• Given request:
Copy every one of the rows below line for line, without changing any character.

• Stored rows:
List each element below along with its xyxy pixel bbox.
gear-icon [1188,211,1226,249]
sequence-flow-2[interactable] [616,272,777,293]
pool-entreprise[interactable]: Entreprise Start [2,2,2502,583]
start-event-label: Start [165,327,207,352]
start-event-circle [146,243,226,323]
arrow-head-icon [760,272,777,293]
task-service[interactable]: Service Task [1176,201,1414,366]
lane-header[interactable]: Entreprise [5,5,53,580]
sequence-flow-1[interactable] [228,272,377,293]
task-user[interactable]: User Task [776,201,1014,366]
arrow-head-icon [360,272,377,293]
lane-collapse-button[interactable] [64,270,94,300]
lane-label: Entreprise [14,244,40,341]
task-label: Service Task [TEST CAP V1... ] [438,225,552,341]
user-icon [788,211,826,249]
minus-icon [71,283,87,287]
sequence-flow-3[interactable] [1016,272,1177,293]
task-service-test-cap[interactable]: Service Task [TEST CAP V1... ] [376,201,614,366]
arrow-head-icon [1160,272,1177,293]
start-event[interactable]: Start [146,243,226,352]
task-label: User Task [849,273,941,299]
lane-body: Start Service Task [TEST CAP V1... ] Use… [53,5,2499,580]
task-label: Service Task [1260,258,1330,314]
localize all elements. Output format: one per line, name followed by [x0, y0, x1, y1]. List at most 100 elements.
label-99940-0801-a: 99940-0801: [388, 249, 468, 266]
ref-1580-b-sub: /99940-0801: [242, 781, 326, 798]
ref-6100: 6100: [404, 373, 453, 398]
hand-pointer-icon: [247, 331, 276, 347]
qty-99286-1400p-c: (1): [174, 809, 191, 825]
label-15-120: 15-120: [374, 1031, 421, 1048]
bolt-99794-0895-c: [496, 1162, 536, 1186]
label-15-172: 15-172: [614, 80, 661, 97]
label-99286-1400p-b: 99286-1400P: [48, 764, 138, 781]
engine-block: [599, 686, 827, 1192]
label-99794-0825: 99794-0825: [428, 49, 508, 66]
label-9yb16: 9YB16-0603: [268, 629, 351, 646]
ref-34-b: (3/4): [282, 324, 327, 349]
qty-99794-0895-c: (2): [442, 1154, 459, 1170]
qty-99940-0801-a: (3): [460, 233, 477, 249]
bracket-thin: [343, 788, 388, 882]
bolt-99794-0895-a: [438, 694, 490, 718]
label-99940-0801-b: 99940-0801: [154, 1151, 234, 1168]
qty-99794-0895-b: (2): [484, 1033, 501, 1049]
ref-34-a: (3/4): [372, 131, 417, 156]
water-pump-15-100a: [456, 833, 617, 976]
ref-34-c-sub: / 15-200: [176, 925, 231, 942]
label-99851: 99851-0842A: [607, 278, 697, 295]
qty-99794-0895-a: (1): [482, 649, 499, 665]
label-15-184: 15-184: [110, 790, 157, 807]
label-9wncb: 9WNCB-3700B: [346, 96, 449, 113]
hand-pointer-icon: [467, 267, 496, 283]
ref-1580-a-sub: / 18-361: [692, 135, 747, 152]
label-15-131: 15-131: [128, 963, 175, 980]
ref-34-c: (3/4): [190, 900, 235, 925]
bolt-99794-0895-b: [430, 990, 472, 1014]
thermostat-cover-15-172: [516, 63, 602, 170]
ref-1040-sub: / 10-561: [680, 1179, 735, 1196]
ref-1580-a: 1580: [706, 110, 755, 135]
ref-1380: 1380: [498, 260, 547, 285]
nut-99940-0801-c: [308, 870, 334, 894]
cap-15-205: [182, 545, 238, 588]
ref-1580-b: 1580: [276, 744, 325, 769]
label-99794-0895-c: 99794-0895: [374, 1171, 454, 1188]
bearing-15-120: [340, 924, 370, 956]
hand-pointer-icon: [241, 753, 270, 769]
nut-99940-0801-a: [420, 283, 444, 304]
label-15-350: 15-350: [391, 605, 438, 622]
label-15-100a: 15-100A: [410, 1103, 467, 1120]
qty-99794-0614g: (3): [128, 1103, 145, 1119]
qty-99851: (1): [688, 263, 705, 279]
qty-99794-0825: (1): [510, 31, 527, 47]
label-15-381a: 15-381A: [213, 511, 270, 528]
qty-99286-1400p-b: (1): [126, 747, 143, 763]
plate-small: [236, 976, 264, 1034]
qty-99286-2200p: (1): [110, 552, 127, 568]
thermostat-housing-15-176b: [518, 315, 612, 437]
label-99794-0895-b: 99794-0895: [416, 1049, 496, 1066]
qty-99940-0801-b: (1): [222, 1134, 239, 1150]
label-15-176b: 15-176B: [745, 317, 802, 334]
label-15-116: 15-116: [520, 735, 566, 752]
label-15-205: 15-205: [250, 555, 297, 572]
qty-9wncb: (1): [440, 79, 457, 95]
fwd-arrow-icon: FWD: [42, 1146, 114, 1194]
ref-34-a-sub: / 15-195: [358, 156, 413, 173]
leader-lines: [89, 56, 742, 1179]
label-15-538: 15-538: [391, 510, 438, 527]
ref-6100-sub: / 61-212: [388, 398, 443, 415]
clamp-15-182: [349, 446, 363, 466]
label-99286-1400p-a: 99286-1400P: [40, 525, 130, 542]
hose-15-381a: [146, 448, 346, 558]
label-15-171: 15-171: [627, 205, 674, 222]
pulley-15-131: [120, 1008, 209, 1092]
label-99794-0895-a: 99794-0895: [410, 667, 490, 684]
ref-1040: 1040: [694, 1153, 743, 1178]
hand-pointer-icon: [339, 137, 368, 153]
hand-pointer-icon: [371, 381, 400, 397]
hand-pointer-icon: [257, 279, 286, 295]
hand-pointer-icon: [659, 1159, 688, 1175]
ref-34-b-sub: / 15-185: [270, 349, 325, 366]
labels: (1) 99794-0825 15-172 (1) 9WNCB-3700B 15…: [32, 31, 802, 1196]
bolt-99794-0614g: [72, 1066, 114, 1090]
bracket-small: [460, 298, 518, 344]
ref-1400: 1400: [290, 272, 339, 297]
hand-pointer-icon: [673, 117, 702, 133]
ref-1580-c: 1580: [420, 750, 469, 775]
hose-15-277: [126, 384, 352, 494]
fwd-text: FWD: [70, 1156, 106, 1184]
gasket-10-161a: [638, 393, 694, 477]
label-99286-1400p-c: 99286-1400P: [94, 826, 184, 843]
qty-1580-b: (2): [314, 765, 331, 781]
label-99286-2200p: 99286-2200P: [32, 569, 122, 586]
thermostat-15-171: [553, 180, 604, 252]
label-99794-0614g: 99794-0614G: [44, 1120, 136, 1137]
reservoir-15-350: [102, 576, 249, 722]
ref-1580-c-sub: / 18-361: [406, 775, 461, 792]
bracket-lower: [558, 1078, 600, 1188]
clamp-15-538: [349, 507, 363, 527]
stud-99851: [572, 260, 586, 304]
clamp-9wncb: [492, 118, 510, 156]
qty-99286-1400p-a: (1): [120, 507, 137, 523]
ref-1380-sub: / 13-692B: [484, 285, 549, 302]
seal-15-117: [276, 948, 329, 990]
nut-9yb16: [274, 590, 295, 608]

• Written answer:
List each element below along with its xyxy pixel bbox.
gear-icon [1188,211,1226,249]
sequence-flow-2[interactable] [616,272,777,293]
pool-entreprise[interactable]: Entreprise Start [2,2,2502,583]
start-event-label: Start [165,327,207,352]
start-event-circle [146,243,226,323]
arrow-head-icon [760,272,777,293]
task-service[interactable]: Service Task [1176,201,1414,366]
lane-header[interactable]: Entreprise [5,5,53,580]
sequence-flow-1[interactable] [228,272,377,293]
task-user[interactable]: User Task [776,201,1014,366]
arrow-head-icon [360,272,377,293]
lane-collapse-button[interactable] [64,270,94,300]
lane-label: Entreprise [14,244,40,341]
task-label: Service Task [TEST CAP V1... ] [438,225,552,341]
user-icon [788,211,826,249]
minus-icon [71,283,87,287]
sequence-flow-3[interactable] [1016,272,1177,293]
task-service-test-cap[interactable]: Service Task [TEST CAP V1... ] [376,201,614,366]
arrow-head-icon [1160,272,1177,293]
start-event[interactable]: Start [146,243,226,352]
task-label: User Task [849,273,941,299]
lane-body: Start Service Task [TEST CAP V1... ] Use… [53,5,2499,580]
task-label: Service Task [1260,258,1330,314]
localize all elements. Output format: one per line, name followed by [x0, y0, x1, y1]. List at most 100 elements.
label-99940-0801-a: 99940-0801: [388, 249, 468, 266]
ref-1580-b-sub: /99940-0801: [242, 781, 326, 798]
ref-6100: 6100: [404, 373, 453, 398]
hand-pointer-icon: [247, 331, 276, 347]
qty-99286-1400p-c: (1): [174, 809, 191, 825]
label-15-120: 15-120: [374, 1031, 421, 1048]
bolt-99794-0895-c: [496, 1162, 536, 1186]
label-15-172: 15-172: [614, 80, 661, 97]
label-99286-1400p-b: 99286-1400P: [48, 764, 138, 781]
engine-block: [599, 686, 827, 1192]
label-99794-0825: 99794-0825: [428, 49, 508, 66]
label-9yb16: 9YB16-0603: [268, 629, 351, 646]
ref-34-b: (3/4): [282, 324, 327, 349]
qty-99794-0895-c: (2): [442, 1154, 459, 1170]
qty-99940-0801-a: (3): [460, 233, 477, 249]
bracket-thin: [343, 788, 388, 882]
bolt-99794-0895-a: [438, 694, 490, 718]
label-99940-0801-b: 99940-0801: [154, 1151, 234, 1168]
qty-99794-0895-b: (2): [484, 1033, 501, 1049]
ref-34-a: (3/4): [372, 131, 417, 156]
water-pump-15-100a: [456, 833, 617, 976]
ref-34-c-sub: / 15-200: [176, 925, 231, 942]
label-99851: 99851-0842A: [607, 278, 697, 295]
qty-99794-0895-a: (1): [482, 649, 499, 665]
label-15-184: 15-184: [110, 790, 157, 807]
label-9wncb: 9WNCB-3700B: [346, 96, 449, 113]
hand-pointer-icon: [467, 267, 496, 283]
ref-1580-a-sub: / 18-361: [692, 135, 747, 152]
label-15-131: 15-131: [128, 963, 175, 980]
ref-34-c: (3/4): [190, 900, 235, 925]
bolt-99794-0895-b: [430, 990, 472, 1014]
thermostat-cover-15-172: [516, 63, 602, 170]
ref-1040-sub: / 10-561: [680, 1179, 735, 1196]
ref-1580-a: 1580: [706, 110, 755, 135]
ref-1380: 1380: [498, 260, 547, 285]
nut-99940-0801-c: [308, 870, 334, 894]
cap-15-205: [182, 545, 238, 588]
ref-1580-b: 1580: [276, 744, 325, 769]
label-99794-0895-c: 99794-0895: [374, 1171, 454, 1188]
bearing-15-120: [340, 924, 370, 956]
hand-pointer-icon: [241, 753, 270, 769]
nut-99940-0801-a: [420, 283, 444, 304]
label-15-350: 15-350: [391, 605, 438, 622]
label-15-100a: 15-100A: [410, 1103, 467, 1120]
qty-99794-0614g: (3): [128, 1103, 145, 1119]
qty-99851: (1): [688, 263, 705, 279]
qty-99794-0825: (1): [510, 31, 527, 47]
label-15-381a: 15-381A: [213, 511, 270, 528]
qty-99286-1400p-b: (1): [126, 747, 143, 763]
plate-small: [236, 976, 264, 1034]
qty-99286-2200p: (1): [110, 552, 127, 568]
thermostat-housing-15-176b: [518, 315, 612, 437]
label-99794-0895-b: 99794-0895: [416, 1049, 496, 1066]
qty-99940-0801-b: (1): [222, 1134, 239, 1150]
label-15-176b: 15-176B: [745, 317, 802, 334]
label-15-116: 15-116: [520, 735, 566, 752]
label-15-205: 15-205: [250, 555, 297, 572]
qty-9wncb: (1): [440, 79, 457, 95]
fwd-arrow-icon: FWD: [42, 1146, 114, 1194]
ref-34-a-sub: / 15-195: [358, 156, 413, 173]
leader-lines: [89, 56, 742, 1179]
label-15-538: 15-538: [391, 510, 438, 527]
ref-6100-sub: / 61-212: [388, 398, 443, 415]
clamp-15-182: [349, 446, 363, 466]
label-99286-1400p-a: 99286-1400P: [40, 525, 130, 542]
hose-15-381a: [146, 448, 346, 558]
label-15-171: 15-171: [627, 205, 674, 222]
pulley-15-131: [120, 1008, 209, 1092]
label-99794-0895-a: 99794-0895: [410, 667, 490, 684]
ref-1040: 1040: [694, 1153, 743, 1178]
hand-pointer-icon: [339, 137, 368, 153]
hand-pointer-icon: [371, 381, 400, 397]
hand-pointer-icon: [257, 279, 286, 295]
hand-pointer-icon: [659, 1159, 688, 1175]
ref-34-b-sub: / 15-185: [270, 349, 325, 366]
labels: (1) 99794-0825 15-172 (1) 9WNCB-3700B 15…: [32, 31, 802, 1196]
bolt-99794-0614g: [72, 1066, 114, 1090]
bracket-small: [460, 298, 518, 344]
ref-1400: 1400: [290, 272, 339, 297]
hand-pointer-icon: [673, 117, 702, 133]
ref-1580-c: 1580: [420, 750, 469, 775]
hose-15-277: [126, 384, 352, 494]
fwd-text: FWD: [70, 1156, 106, 1184]
gasket-10-161a: [638, 393, 694, 477]
label-99286-1400p-c: 99286-1400P: [94, 826, 184, 843]
qty-1580-b: (2): [314, 765, 331, 781]
label-99286-2200p: 99286-2200P: [32, 569, 122, 586]
thermostat-15-171: [553, 180, 604, 252]
label-99794-0614g: 99794-0614G: [44, 1120, 136, 1137]
reservoir-15-350: [102, 576, 249, 722]
ref-1580-c-sub: / 18-361: [406, 775, 461, 792]
bracket-lower: [558, 1078, 600, 1188]
clamp-15-538: [349, 507, 363, 527]
stud-99851: [572, 260, 586, 304]
clamp-9wncb: [492, 118, 510, 156]
qty-99286-1400p-a: (1): [120, 507, 137, 523]
ref-1380-sub: / 13-692B: [484, 285, 549, 302]
seal-15-117: [276, 948, 329, 990]
nut-9yb16: [274, 590, 295, 608]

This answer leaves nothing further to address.